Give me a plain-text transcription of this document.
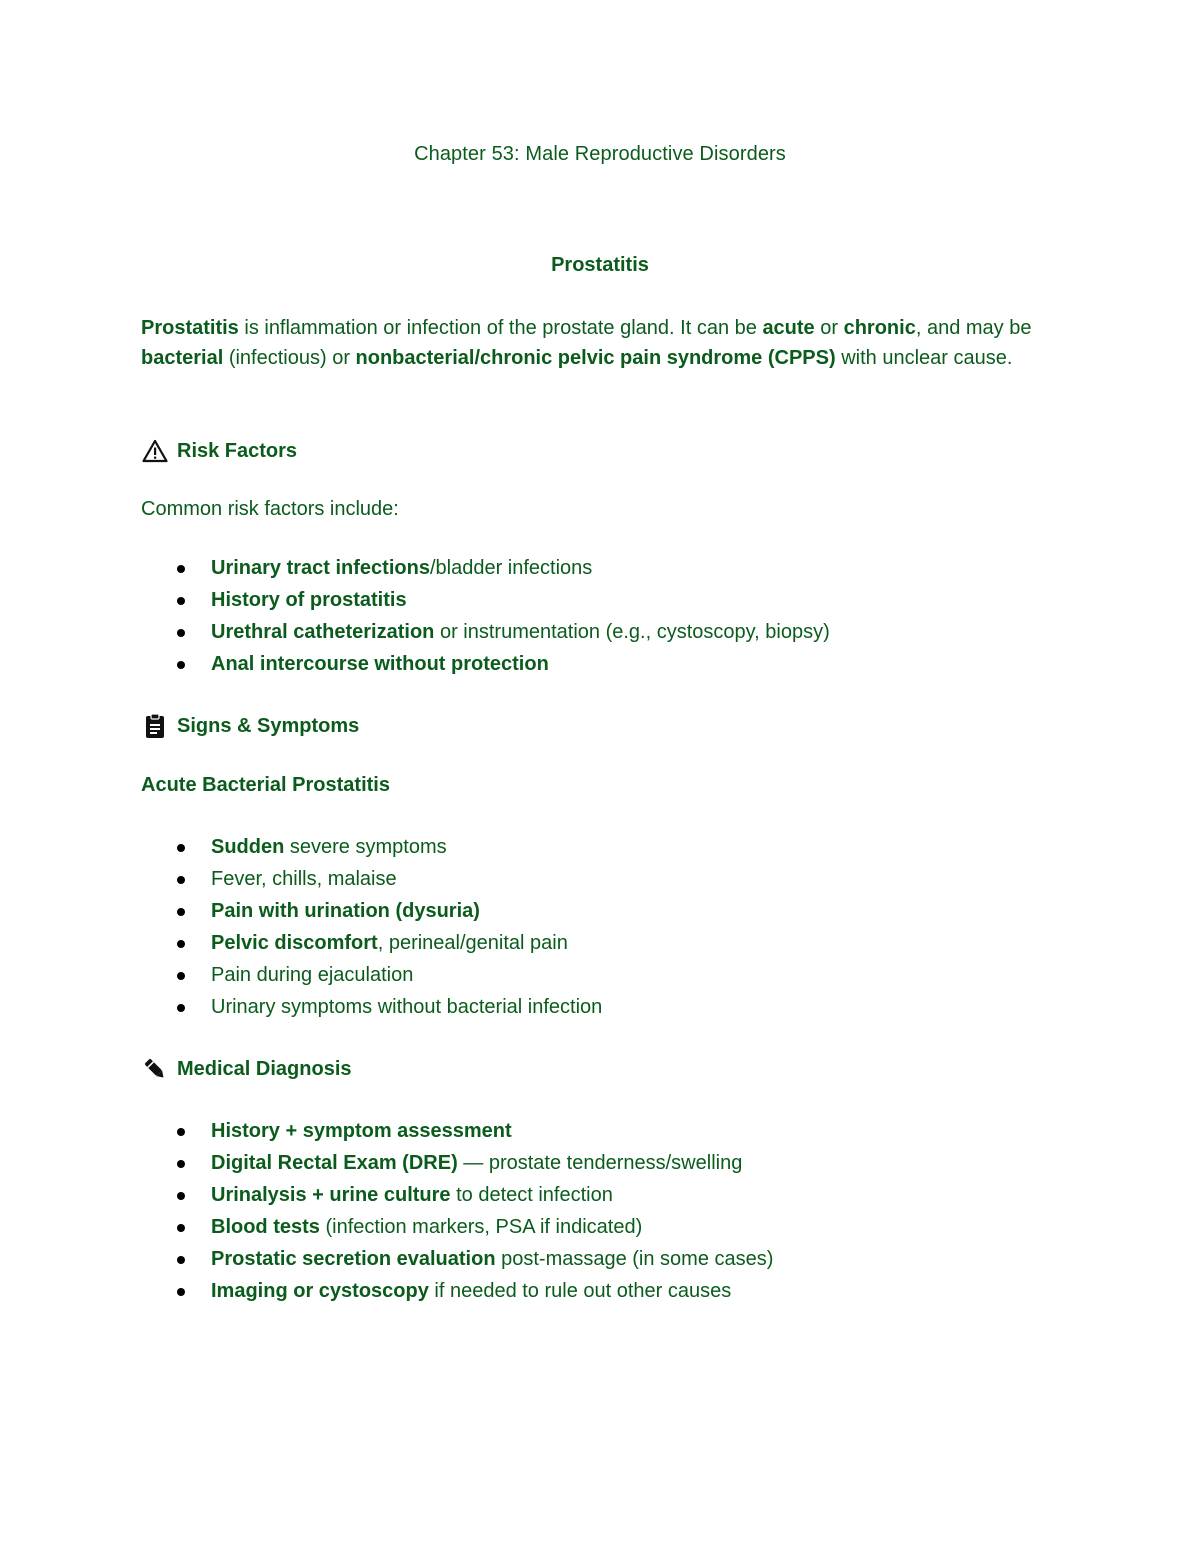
Chapter 53: Male Reproductive Disorders
Prostatitis
Prostatitis is inflammation or infection of the prostate gland. It can be acute or chronic, and may be bacterial (infectious) or nonbacterial/chronic pelvic pain syndrome (CPPS) with unclear cause.
Risk Factors
Common risk factors include:
Urinary tract infections/bladder infections
History of prostatitis
Urethral catheterization or instrumentation (e.g., cystoscopy, biopsy)
Anal intercourse without protection
Signs & Symptoms
Acute Bacterial Prostatitis
Sudden severe symptoms
Fever, chills, malaise
Pain with urination (dysuria)
Pelvic discomfort, perineal/genital pain
Pain during ejaculation
Urinary symptoms without bacterial infection
Medical Diagnosis
History + symptom assessment
Digital Rectal Exam (DRE) — prostate tenderness/swelling
Urinalysis + urine culture to detect infection
Blood tests (infection markers, PSA if indicated)
Prostatic secretion evaluation post-massage (in some cases)
Imaging or cystoscopy if needed to rule out other causes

Work order
The answer must restate each entry word for word and contain no images.

Response area
Give me a plain-text transcription of this document.
Chapter 53: Male Reproductive Disorders
Prostatitis
Prostatitis is inflammation or infection of the prostate gland. It can be acute or chronic, and may be bacterial (infectious) or nonbacterial/chronic pelvic pain syndrome (CPPS) with unclear cause.
Risk Factors
Common risk factors include:
Urinary tract infections/bladder infections
History of prostatitis
Urethral catheterization or instrumentation (e.g., cystoscopy, biopsy)
Anal intercourse without protection
Signs & Symptoms
Acute Bacterial Prostatitis
Sudden severe symptoms
Fever, chills, malaise
Pain with urination (dysuria)
Pelvic discomfort, perineal/genital pain
Pain during ejaculation
Urinary symptoms without bacterial infection
Medical Diagnosis
History + symptom assessment
Digital Rectal Exam (DRE) — prostate tenderness/swelling
Urinalysis + urine culture to detect infection
Blood tests (infection markers, PSA if indicated)
Prostatic secretion evaluation post-massage (in some cases)
Imaging or cystoscopy if needed to rule out other causes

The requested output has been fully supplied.